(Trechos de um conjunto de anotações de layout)
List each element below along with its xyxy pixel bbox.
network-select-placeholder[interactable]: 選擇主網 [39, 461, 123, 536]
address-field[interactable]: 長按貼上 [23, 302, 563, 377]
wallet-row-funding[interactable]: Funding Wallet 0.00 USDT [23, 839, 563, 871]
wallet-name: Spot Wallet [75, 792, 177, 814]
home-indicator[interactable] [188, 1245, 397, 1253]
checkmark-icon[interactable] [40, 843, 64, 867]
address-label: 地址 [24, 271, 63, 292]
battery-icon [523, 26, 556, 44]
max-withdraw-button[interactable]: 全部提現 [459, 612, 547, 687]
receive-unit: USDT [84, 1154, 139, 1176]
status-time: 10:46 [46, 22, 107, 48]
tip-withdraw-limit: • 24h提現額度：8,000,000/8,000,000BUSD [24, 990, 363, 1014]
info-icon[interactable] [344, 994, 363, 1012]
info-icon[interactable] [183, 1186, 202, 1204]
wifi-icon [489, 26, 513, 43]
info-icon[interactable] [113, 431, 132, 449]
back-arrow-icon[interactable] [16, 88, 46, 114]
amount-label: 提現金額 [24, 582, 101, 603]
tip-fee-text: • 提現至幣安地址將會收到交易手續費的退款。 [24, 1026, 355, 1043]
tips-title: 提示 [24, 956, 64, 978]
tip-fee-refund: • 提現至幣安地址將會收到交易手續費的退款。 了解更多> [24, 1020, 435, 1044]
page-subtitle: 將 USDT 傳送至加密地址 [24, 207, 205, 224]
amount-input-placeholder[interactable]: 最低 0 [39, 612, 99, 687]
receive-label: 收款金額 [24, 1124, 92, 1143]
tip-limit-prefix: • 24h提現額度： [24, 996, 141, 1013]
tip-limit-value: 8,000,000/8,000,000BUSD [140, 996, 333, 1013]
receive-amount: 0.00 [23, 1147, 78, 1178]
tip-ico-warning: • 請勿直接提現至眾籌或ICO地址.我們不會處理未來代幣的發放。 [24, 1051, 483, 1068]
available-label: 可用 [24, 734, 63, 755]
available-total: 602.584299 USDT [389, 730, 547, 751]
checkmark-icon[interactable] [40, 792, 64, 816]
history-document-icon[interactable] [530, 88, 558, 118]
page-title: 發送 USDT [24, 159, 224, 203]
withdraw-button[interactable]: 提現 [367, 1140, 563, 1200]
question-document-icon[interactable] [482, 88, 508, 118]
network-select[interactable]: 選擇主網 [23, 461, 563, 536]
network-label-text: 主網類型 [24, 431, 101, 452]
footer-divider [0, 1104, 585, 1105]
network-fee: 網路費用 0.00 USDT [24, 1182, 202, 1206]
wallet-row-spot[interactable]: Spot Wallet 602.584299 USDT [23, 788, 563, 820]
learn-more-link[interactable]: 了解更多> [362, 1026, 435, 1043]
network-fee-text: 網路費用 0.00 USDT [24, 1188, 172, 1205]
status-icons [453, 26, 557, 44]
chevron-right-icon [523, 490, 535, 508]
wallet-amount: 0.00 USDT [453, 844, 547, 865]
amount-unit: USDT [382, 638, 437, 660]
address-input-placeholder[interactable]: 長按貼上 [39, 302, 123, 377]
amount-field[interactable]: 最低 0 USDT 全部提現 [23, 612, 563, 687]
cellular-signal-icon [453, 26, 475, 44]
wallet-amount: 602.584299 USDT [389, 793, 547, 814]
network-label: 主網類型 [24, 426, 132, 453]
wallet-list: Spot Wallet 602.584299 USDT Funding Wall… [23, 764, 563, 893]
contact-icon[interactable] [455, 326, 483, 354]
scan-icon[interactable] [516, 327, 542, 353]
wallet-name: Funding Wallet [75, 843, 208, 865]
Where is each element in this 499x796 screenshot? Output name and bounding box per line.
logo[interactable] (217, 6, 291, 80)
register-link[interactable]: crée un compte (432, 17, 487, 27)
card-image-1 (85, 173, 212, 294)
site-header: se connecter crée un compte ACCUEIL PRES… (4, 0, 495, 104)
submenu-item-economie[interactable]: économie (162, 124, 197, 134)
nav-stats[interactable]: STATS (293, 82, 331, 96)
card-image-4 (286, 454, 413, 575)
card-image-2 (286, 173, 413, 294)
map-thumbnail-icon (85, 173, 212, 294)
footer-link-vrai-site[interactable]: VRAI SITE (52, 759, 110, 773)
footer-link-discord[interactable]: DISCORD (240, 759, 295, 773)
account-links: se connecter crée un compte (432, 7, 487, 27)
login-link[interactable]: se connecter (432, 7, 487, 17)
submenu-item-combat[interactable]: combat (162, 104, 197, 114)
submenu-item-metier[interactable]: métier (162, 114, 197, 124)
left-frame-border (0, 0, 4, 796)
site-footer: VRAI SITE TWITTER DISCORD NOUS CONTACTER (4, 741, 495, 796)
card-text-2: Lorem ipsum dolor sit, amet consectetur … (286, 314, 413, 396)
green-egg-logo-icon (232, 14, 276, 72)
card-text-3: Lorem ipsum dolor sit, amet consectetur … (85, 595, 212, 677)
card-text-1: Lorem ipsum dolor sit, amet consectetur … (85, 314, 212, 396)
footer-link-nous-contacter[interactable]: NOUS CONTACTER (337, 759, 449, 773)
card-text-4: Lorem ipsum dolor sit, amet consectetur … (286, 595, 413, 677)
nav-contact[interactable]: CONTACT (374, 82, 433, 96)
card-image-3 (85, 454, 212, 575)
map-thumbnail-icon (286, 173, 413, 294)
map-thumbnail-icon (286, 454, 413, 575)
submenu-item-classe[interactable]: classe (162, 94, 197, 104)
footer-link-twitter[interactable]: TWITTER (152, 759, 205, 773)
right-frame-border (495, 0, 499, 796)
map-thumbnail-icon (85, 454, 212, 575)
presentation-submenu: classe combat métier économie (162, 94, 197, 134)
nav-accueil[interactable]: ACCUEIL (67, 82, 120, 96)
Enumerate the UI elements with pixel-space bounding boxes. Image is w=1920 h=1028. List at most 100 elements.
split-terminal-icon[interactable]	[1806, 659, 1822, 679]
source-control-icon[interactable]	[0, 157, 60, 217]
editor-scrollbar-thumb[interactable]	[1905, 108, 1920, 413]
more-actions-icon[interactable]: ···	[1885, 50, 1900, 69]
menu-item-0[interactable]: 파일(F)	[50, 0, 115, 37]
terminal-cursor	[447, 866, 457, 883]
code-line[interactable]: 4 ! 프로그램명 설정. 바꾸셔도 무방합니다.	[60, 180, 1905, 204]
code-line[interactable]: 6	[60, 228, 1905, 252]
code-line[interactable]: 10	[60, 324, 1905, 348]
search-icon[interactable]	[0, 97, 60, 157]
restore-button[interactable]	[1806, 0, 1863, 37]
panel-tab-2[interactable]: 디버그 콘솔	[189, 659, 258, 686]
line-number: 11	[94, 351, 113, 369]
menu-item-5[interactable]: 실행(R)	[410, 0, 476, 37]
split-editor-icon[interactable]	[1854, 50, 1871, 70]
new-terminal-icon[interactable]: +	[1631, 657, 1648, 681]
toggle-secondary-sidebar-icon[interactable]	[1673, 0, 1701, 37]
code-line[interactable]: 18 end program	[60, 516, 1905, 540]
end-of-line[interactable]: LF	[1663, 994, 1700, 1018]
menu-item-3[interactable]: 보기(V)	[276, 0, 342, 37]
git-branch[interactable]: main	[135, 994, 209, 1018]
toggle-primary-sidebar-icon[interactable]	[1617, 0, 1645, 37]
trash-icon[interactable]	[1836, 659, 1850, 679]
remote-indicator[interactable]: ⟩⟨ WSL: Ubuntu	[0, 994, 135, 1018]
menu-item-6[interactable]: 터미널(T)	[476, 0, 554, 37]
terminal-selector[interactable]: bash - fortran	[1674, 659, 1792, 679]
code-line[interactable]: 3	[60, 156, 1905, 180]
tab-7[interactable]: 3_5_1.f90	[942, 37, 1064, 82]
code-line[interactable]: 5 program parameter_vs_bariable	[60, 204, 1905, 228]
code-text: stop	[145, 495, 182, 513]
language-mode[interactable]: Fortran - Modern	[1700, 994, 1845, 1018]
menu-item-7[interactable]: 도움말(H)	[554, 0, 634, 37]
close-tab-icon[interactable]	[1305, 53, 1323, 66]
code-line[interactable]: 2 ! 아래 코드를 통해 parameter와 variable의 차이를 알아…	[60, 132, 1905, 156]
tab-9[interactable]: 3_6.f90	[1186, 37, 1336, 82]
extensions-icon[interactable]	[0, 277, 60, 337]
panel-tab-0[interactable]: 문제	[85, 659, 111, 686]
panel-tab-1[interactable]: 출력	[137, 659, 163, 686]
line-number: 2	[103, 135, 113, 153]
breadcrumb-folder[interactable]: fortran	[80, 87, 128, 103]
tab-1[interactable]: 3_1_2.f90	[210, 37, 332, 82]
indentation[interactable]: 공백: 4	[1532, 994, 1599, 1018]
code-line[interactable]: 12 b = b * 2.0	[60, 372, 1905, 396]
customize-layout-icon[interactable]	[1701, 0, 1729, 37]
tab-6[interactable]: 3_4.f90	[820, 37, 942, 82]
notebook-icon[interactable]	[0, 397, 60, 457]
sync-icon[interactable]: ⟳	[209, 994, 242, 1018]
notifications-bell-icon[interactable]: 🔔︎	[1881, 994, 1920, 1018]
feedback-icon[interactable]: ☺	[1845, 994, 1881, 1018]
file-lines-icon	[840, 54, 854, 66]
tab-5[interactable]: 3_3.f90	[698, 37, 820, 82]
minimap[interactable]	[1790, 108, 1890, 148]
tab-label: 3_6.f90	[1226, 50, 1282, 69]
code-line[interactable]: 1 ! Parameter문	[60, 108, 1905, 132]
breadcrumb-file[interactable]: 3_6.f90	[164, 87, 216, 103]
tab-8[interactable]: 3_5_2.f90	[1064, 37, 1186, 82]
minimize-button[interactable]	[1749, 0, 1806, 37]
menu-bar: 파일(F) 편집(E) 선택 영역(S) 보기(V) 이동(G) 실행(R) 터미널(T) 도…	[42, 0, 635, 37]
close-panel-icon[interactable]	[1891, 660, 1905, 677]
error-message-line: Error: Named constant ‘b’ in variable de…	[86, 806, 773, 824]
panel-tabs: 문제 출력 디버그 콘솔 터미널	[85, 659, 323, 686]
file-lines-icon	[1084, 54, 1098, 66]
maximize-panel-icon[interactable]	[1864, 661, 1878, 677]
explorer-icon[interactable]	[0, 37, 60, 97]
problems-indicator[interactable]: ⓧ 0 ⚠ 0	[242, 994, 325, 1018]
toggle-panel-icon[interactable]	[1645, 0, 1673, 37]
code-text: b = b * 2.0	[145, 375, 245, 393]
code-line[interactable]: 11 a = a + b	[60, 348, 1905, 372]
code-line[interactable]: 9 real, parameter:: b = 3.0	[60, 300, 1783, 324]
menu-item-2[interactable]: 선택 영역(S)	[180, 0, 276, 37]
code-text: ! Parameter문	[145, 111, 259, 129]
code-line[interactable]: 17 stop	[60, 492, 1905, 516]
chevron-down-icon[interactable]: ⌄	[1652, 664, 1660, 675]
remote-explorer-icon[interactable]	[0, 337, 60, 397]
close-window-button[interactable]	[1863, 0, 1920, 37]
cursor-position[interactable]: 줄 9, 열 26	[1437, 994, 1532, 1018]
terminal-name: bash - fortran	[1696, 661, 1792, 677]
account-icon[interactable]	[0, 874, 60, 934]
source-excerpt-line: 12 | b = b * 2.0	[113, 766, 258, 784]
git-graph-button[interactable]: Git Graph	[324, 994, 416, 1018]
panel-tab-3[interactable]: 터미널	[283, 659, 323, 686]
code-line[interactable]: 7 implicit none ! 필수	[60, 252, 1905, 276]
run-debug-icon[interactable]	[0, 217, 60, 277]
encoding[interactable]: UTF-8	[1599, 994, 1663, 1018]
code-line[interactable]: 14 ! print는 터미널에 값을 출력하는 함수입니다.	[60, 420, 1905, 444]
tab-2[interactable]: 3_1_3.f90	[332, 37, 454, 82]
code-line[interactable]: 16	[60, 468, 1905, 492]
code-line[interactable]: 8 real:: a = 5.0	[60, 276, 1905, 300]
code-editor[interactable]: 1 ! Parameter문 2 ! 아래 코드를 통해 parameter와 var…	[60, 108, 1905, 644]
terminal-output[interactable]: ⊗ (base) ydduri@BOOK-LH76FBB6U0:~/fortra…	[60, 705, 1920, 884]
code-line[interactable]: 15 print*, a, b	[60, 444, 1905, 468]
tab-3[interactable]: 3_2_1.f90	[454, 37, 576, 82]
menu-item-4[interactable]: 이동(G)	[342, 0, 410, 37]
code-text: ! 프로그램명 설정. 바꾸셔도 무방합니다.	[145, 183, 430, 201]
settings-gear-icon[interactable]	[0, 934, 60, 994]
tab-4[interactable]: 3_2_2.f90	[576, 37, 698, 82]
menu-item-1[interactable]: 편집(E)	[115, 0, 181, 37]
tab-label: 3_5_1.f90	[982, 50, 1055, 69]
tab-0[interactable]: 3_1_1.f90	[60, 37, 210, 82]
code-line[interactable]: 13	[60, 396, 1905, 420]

DETALHES DA TAREFA:
Liste, copiando-as por inteiro, todas as linhas dos itens acima que contêm a palavra "lines", diferenciando maiúsculas de minúsculas.

EXERCÍCIO RESOLVIDO:
file-lines-icon	[840, 54, 854, 66]
file-lines-icon	[1084, 54, 1098, 66]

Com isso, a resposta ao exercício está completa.